### Письменные задания
1. Процитируйте отрывок из приведенного ниже рассказа о поездке в Лондон: начните со слов, содержащих «Николай Михайлович Карамзин», и остановитесь после слов «блестящей книгой англичанина.».
2. Ответьте на вопросы по приведенному ниже рассказу о поездке в Лондон.
(a) Каким транспортом в те времена направляли сотрудников в Лондон?
(b) Где путешественников погрузили на паром?
(c) Как Карамзин называл Лоренса Стерна на русский манер?
3. Переведите на английский язык предложение из приведенного ниже рассказа о поездке в Лондон: «В Хук-Ван-Холанде нас погрузили на паром, и вскоре перед моим взором предстал знаменитый английский берег.»

### Документ
☆ ☆ ☆ ☆

Все старожилы предупреждали о скудости посольской зарплаты и советовали не стесняться и тащить с собою всю утварь по максимуму, тем паче что в те времена перелеты считались роскошью и сотрудников направляли в Лондон поездом или пароходом. Наше купе было забито тюками, картонками, кастрюлями, мисками в авоськах и чемоданами под самый потолок, картинно торчали таз для белья с посудой (он был обмотан простыней), горшок и коляска для будущего дитяти. К тому же нам нанесли бесчисленное множество передач для родственников и друзей — буханки черного хлеба, водку, соленые огурцы собственного засола, селедку в банках, любительскую колбасу — привязанность настоящего советского человека, et cetera, et cetera. Передавать посылки — самая страшная и неистребимая черта русских, с тех пор я в ужасе смотрю на любого, кто приезжает меня провожать («У меня чуть-чуть… займет совсем немного места… если не трудно»).

Поезд мирно пересек Польскую Народную Республику (ландшафт стал менее безобразным, хотя и близким по стихийному, славянскому духу), въехали в ГДР (всё стало аккуратнее и побогаче), а затем и в ФРГ (тут уже на перронах дымили сигарами сытые бюргеры в добротных костюмах). В Хук-Ван-Холанде нас погрузили на паром, и вскоре перед моим взором предстал знаменитый английский берег.

Николай Михайлович Карамзин в «Записках русского путешественника», которые я, естественно, тщательно изучил, как и подобало великому мореплавателю и авантюристу, испытывал потрясение при виде седых дуврских скал после отплытия из Кале. Оно и понятно: Карамзин обожал «Сентиментальное путешествие» Лоренса Стерна[6], которого он называл на русский манер Лаврентием (сразу шёл на ум Лаврентий Берия в черных пальто и шляпе и в пронзительном пенсне), и сверял свои наблюдения с блестящей книгой англичанина.

☆ ☆ ☆ ☆

### Исходные данные
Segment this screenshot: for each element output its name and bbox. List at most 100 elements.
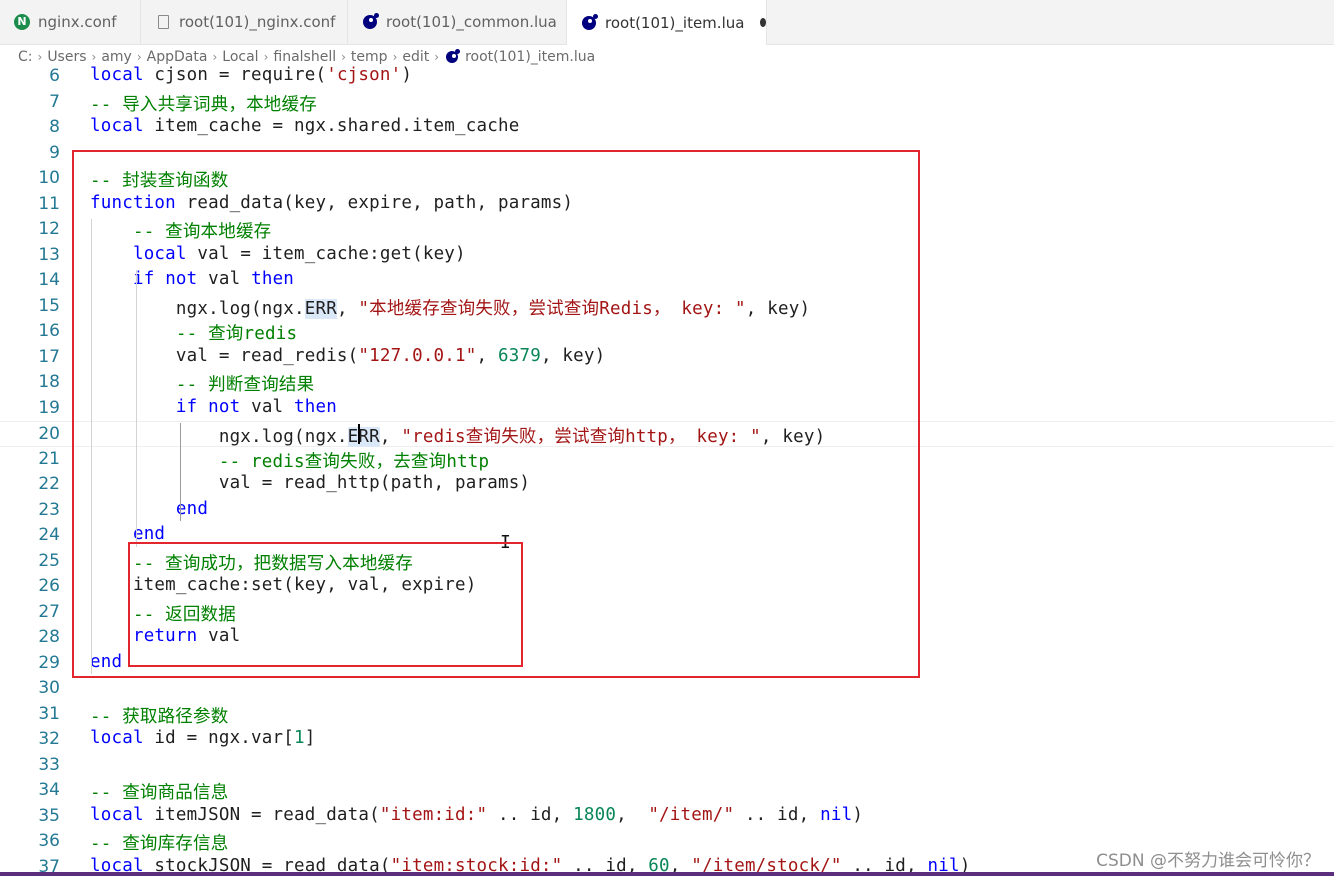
code-line[interactable]: 26 item_cache:set(key, val, expire) (0, 574, 1334, 600)
indent-guide (180, 423, 181, 521)
line-number: 9 (0, 143, 60, 163)
code-line[interactable]: 23 end (0, 498, 1334, 524)
code-text: -- 判断查询结果 (90, 371, 314, 396)
tab-nginx-conf[interactable]: N nginx.conf (0, 0, 141, 44)
code-line[interactable]: 20 ngx.log(ngx.ERR, "redis查询失败，尝试查询http，… (0, 421, 1334, 447)
code-text: -- 返回数据 (90, 601, 236, 626)
code-line[interactable]: 9 (0, 141, 1334, 167)
code-line[interactable]: 21 -- redis查询失败，去查询http (0, 447, 1334, 473)
chevron-right-icon: › (341, 50, 346, 64)
code-line[interactable]: 31-- 获取路径参数 (0, 702, 1334, 728)
code-text: val = read_redis("127.0.0.1", 6379, key) (90, 346, 605, 366)
code-line[interactable]: 22 val = read_http(path, params) (0, 472, 1334, 498)
file-icon (155, 14, 171, 30)
line-number: 21 (0, 449, 60, 469)
indent-guide (136, 270, 137, 547)
tab-root-nginx-conf[interactable]: root(101)_nginx.conf (141, 0, 348, 44)
line-number: 11 (0, 194, 60, 214)
code-text: val = read_http(path, params) (90, 473, 530, 493)
line-number: 19 (0, 398, 60, 418)
line-number: 32 (0, 729, 60, 749)
code-text: end (90, 499, 208, 519)
code-line[interactable]: 15 ngx.log(ngx.ERR, "本地缓存查询失败，尝试查询Redis，… (0, 294, 1334, 320)
breadcrumb-item[interactable]: Users (47, 49, 86, 65)
line-number: 20 (0, 424, 60, 444)
code-text: -- 查询redis (90, 320, 297, 345)
breadcrumb-item[interactable]: AppData (147, 49, 208, 65)
code-text: -- 查询库存信息 (90, 830, 228, 855)
tab-label: nginx.conf (38, 13, 117, 31)
code-text: return val (90, 626, 240, 646)
breadcrumb-item[interactable]: edit (402, 49, 429, 65)
code-line[interactable]: 6local cjson = require('cjson') (0, 64, 1334, 90)
line-number: 17 (0, 347, 60, 367)
code-text: item_cache:set(key, val, expire) (90, 575, 477, 595)
line-number: 16 (0, 321, 60, 341)
line-number: 33 (0, 755, 60, 775)
code-line[interactable]: 11function read_data(key, expire, path, … (0, 192, 1334, 218)
code-text: -- 查询本地缓存 (90, 218, 271, 243)
code-line[interactable]: 34-- 查询商品信息 (0, 778, 1334, 804)
code-line[interactable]: 30 (0, 676, 1334, 702)
code-text: local id = ngx.var[1] (90, 728, 316, 748)
code-text: -- 导入共享词典，本地缓存 (90, 91, 317, 116)
code-text: ngx.log(ngx.ERR, "redis查询失败，尝试查询http， ke… (90, 423, 825, 448)
chevron-right-icon: › (92, 50, 97, 64)
line-number: 8 (0, 117, 60, 137)
line-number: 23 (0, 500, 60, 520)
code-line[interactable]: 12 -- 查询本地缓存 (0, 217, 1334, 243)
watermark: CSDN @不努力谁会可怜你？ (1096, 846, 1320, 871)
code-line[interactable]: 35local itemJSON = read_data("item:id:" … (0, 804, 1334, 830)
code-text: if not val then (90, 397, 337, 417)
code-line[interactable]: 25 -- 查询成功，把数据写入本地缓存 (0, 549, 1334, 575)
line-number: 12 (0, 219, 60, 239)
chevron-right-icon: › (212, 50, 217, 64)
line-number: 6 (0, 66, 60, 86)
code-line[interactable]: 24 end (0, 523, 1334, 549)
breadcrumb-item[interactable]: Local (222, 49, 258, 65)
code-text: -- 封装查询函数 (90, 167, 228, 192)
code-line[interactable]: 16 -- 查询redis (0, 319, 1334, 345)
line-number: 35 (0, 806, 60, 826)
tab-root-item-lua[interactable]: root(101)_item.lua (567, 0, 767, 45)
code-line[interactable]: 32 local id = ngx.var[1] (0, 727, 1334, 753)
code-line[interactable]: 27 -- 返回数据 (0, 600, 1334, 626)
code-line[interactable]: 33 (0, 753, 1334, 779)
tab-label: root(101)_common.lua (386, 13, 557, 31)
line-number: 29 (0, 653, 60, 673)
breadcrumb-item[interactable]: C: (18, 49, 33, 65)
line-number: 30 (0, 678, 60, 698)
line-number: 10 (0, 168, 60, 188)
chevron-right-icon: › (137, 50, 142, 64)
breadcrumb-item[interactable]: root(101)_item.lua (465, 49, 595, 65)
code-line[interactable]: 14 if not val then (0, 268, 1334, 294)
line-number: 14 (0, 270, 60, 290)
unsaved-dot-icon[interactable] (760, 18, 766, 27)
code-text: if not val then (90, 269, 294, 289)
line-number: 28 (0, 627, 60, 647)
code-line[interactable]: 13 local val = item_cache:get(key) (0, 243, 1334, 269)
code-line[interactable]: 28 return val (0, 625, 1334, 651)
editor-tab-bar: N nginx.conf root(101)_nginx.conf root(1… (0, 0, 1334, 45)
breadcrumb-item[interactable]: finalshell (273, 49, 336, 65)
code-line[interactable]: 7-- 导入共享词典，本地缓存 (0, 90, 1334, 116)
indent-guide (91, 219, 92, 674)
breadcrumb-item[interactable]: temp (351, 49, 388, 65)
code-text: -- redis查询失败，去查询http (90, 448, 489, 473)
chevron-right-icon: › (264, 50, 269, 64)
code-line[interactable]: 18 -- 判断查询结果 (0, 370, 1334, 396)
line-number: 15 (0, 296, 60, 316)
code-line[interactable]: 17 val = read_redis("127.0.0.1", 6379, k… (0, 345, 1334, 371)
code-editor[interactable]: 6local cjson = require('cjson')7-- 导入共享词… (0, 64, 1334, 876)
tab-root-common-lua[interactable]: root(101)_common.lua (348, 0, 567, 44)
code-line[interactable]: 10 -- 封装查询函数 (0, 166, 1334, 192)
code-text: -- 获取路径参数 (90, 703, 228, 728)
breadcrumb-item[interactable]: amy (101, 49, 132, 65)
lua-icon (446, 51, 458, 63)
code-line[interactable]: 8local item_cache = ngx.shared.item_cach… (0, 115, 1334, 141)
code-line[interactable]: 19 if not val then (0, 396, 1334, 422)
nginx-icon: N (14, 14, 30, 30)
code-line[interactable]: 29end (0, 651, 1334, 677)
line-number: 26 (0, 576, 60, 596)
chevron-right-icon: › (393, 50, 398, 64)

☆ ☆ ☆ ☆

### Ответы
1.
Николай Михайлович Карамзин в «Записках русского путешественника», которые я, естественно, тщательно изучил, как и подобало великому мореплавателю и авантюристу, испытывал потрясение при виде седых дуврских скал после отплытия из Кале. Оно и понятно: Карамзин обожал «Сентиментальное путешествие» Лоренса Стерна[6], которого он называл на русский манер Лаврентием (сразу шёл на ум Лаврентий Берия в черных пальто и шляпе и в пронзительном пенсне), и сверял свои наблюдения с блестящей книгой англичанина.

2.
(a) Поездом или пароходом.
(b) В Хук-Ван-Холанде.
(c) Лаврентием.

3. At Hook of Holland we were put on a ferry, and soon the famous English coast appeared before my eyes.